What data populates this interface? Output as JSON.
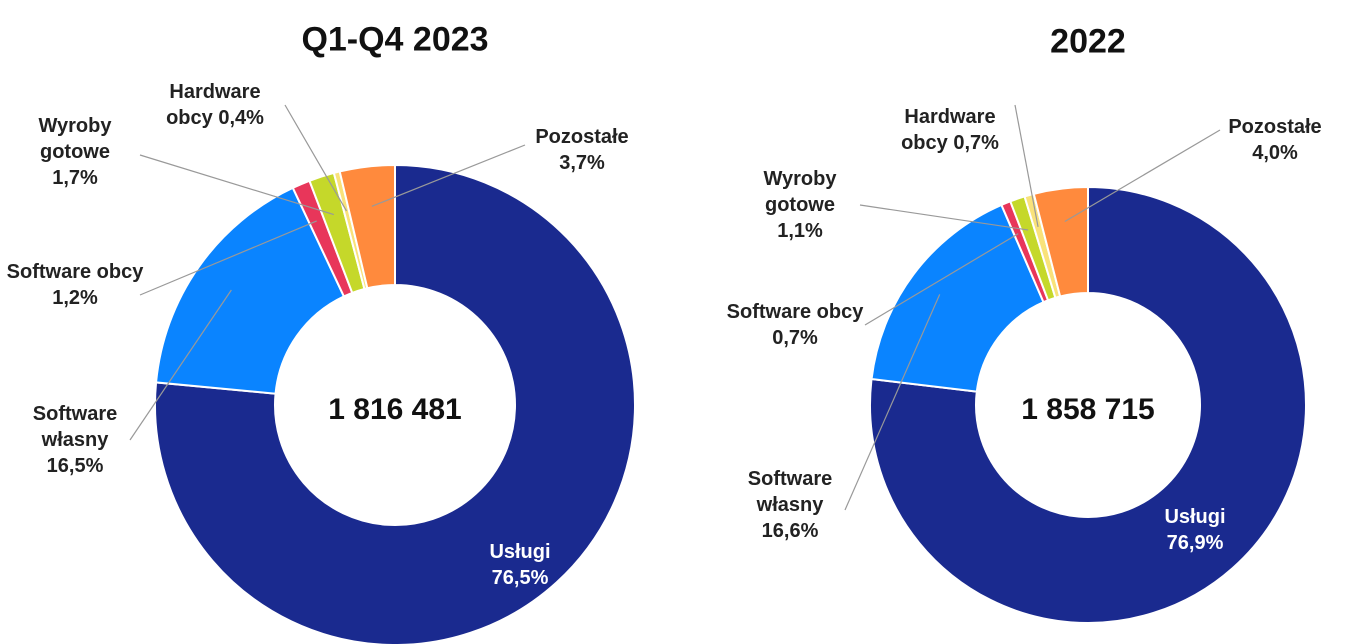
{
  "chart_data": [
    {
      "type": "donut",
      "title": "Q1-Q4 2023",
      "center_label": "1 816 481",
      "categories": [
        "Usługi",
        "Software własny",
        "Software obcy",
        "Wyroby gotowe",
        "Hardware obcy",
        "Pozostałe"
      ],
      "values": [
        76.5,
        16.5,
        1.2,
        1.7,
        0.4,
        3.7
      ],
      "value_labels": [
        "76,5%",
        "16,5%",
        "1,2%",
        "1,7%",
        "0,4%",
        "3,7%"
      ],
      "colors": [
        "#1a2a8f",
        "#0a84ff",
        "#e8365a",
        "#c5d82a",
        "#f9e27a",
        "#ff8a3d"
      ]
    },
    {
      "type": "donut",
      "title": "2022",
      "center_label": "1 858 715",
      "categories": [
        "Usługi",
        "Software własny",
        "Software obcy",
        "Wyroby gotowe",
        "Hardware obcy",
        "Pozostałe"
      ],
      "values": [
        76.9,
        16.6,
        0.7,
        1.1,
        0.7,
        4.0
      ],
      "value_labels": [
        "76,9%",
        "16,6%",
        "0,7%",
        "1,1%",
        "0,7%",
        "4,0%"
      ],
      "colors": [
        "#1a2a8f",
        "#0a84ff",
        "#e8365a",
        "#c5d82a",
        "#f9e27a",
        "#ff8a3d"
      ]
    }
  ]
}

Goal:
Nothing in the entries above should change when they are printed again, except that the pictures are dropped.

Finished answer:
What data populates this interface? Output as JSON.
{
  "chart_data": [
    {
      "type": "donut",
      "title": "Q1-Q4 2023",
      "center_label": "1 816 481",
      "categories": [
        "Usługi",
        "Software własny",
        "Software obcy",
        "Wyroby gotowe",
        "Hardware obcy",
        "Pozostałe"
      ],
      "values": [
        76.5,
        16.5,
        1.2,
        1.7,
        0.4,
        3.7
      ],
      "value_labels": [
        "76,5%",
        "16,5%",
        "1,2%",
        "1,7%",
        "0,4%",
        "3,7%"
      ],
      "colors": [
        "#1a2a8f",
        "#0a84ff",
        "#e8365a",
        "#c5d82a",
        "#f9e27a",
        "#ff8a3d"
      ]
    },
    {
      "type": "donut",
      "title": "2022",
      "center_label": "1 858 715",
      "categories": [
        "Usługi",
        "Software własny",
        "Software obcy",
        "Wyroby gotowe",
        "Hardware obcy",
        "Pozostałe"
      ],
      "values": [
        76.9,
        16.6,
        0.7,
        1.1,
        0.7,
        4.0
      ],
      "value_labels": [
        "76,9%",
        "16,6%",
        "0,7%",
        "1,1%",
        "0,7%",
        "4,0%"
      ],
      "colors": [
        "#1a2a8f",
        "#0a84ff",
        "#e8365a",
        "#c5d82a",
        "#f9e27a",
        "#ff8a3d"
      ]
    }
  ]
}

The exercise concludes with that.